Copy each line exactly. Leave nothing out.

* Begin *

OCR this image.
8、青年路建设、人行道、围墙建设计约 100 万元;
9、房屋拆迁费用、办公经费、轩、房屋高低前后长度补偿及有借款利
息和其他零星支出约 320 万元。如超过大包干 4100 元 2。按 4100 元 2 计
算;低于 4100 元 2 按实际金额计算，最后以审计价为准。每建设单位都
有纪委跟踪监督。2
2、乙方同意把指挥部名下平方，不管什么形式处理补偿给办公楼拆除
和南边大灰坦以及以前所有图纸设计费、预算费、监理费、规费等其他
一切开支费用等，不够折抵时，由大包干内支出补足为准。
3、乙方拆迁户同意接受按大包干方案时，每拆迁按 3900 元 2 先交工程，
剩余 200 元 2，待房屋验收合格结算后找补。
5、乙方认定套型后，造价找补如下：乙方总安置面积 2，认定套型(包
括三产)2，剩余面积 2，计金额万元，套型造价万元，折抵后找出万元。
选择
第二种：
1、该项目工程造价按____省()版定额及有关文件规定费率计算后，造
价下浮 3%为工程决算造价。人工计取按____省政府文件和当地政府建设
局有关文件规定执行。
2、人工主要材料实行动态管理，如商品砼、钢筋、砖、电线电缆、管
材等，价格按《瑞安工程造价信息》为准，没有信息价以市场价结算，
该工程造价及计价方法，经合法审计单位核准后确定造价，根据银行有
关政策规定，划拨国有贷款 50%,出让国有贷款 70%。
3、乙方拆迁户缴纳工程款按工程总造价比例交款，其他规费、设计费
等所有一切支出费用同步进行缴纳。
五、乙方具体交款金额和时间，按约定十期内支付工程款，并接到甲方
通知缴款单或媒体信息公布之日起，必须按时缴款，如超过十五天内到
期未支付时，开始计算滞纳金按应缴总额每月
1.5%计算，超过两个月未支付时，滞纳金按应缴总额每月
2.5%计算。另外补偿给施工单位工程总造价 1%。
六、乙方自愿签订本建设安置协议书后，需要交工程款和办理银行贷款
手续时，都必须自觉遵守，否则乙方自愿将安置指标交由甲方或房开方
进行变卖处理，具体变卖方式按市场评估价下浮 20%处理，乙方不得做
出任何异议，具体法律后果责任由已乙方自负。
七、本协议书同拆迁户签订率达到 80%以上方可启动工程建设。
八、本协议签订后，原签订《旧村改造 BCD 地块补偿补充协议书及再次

* End *

**EXERCISE RESPONSE**
OCR this image.
8、青年路建设、人行道、围墙建设计约 100 万元;
9、房屋拆迁费用、办公经费、轩、房屋高低前后长度补偿及有借款利
息和其他零星支出约 320 万元。如超过大包干 4100 元 2。按 4100 元 2 计
算;低于 4100 元 2 按实际金额计算，最后以审计价为准。每建设单位都
有纪委跟踪监督。2
2、乙方同意把指挥部名下平方，不管什么形式处理补偿给办公楼拆除
和南边大灰坦以及以前所有图纸设计费、预算费、监理费、规费等其他
一切开支费用等，不够折抵时，由大包干内支出补足为准。
3、乙方拆迁户同意接受按大包干方案时，每拆迁按 3900 元 2 先交工程，
剩余 200 元 2，待房屋验收合格结算后找补。
5、乙方认定套型后，造价找补如下：乙方总安置面积 2，认定套型(包
括三产)2，剩余面积 2，计金额万元，套型造价万元，折抵后找出万元。
选择
第二种：
1、该项目工程造价按____省()版定额及有关文件规定费率计算后，造
价下浮 3%为工程决算造价。人工计取按____省政府文件和当地政府建设
局有关文件规定执行。
2、人工主要材料实行动态管理，如商品砼、钢筋、砖、电线电缆、管
材等，价格按《瑞安工程造价信息》为准，没有信息价以市场价结算，
该工程造价及计价方法，经合法审计单位核准后确定造价，根据银行有
关政策规定，划拨国有贷款 50%,出让国有贷款 70%。
3、乙方拆迁户缴纳工程款按工程总造价比例交款，其他规费、设计费
等所有一切支出费用同步进行缴纳。
五、乙方具体交款金额和时间，按约定十期内支付工程款，并接到甲方
通知缴款单或媒体信息公布之日起，必须按时缴款，如超过十五天内到
期未支付时，开始计算滞纳金按应缴总额每月
1.5%计算，超过两个月未支付时，滞纳金按应缴总额每月
2.5%计算。另外补偿给施工单位工程总造价 1%。
六、乙方自愿签订本建设安置协议书后，需要交工程款和办理银行贷款
手续时，都必须自觉遵守，否则乙方自愿将安置指标交由甲方或房开方
进行变卖处理，具体变卖方式按市场评估价下浮 20%处理，乙方不得做
出任何异议，具体法律后果责任由已乙方自负。
七、本协议书同拆迁户签订率达到 80%以上方可启动工程建设。
八、本协议签订后，原签订《旧村改造 BCD 地块补偿补充协议书及再次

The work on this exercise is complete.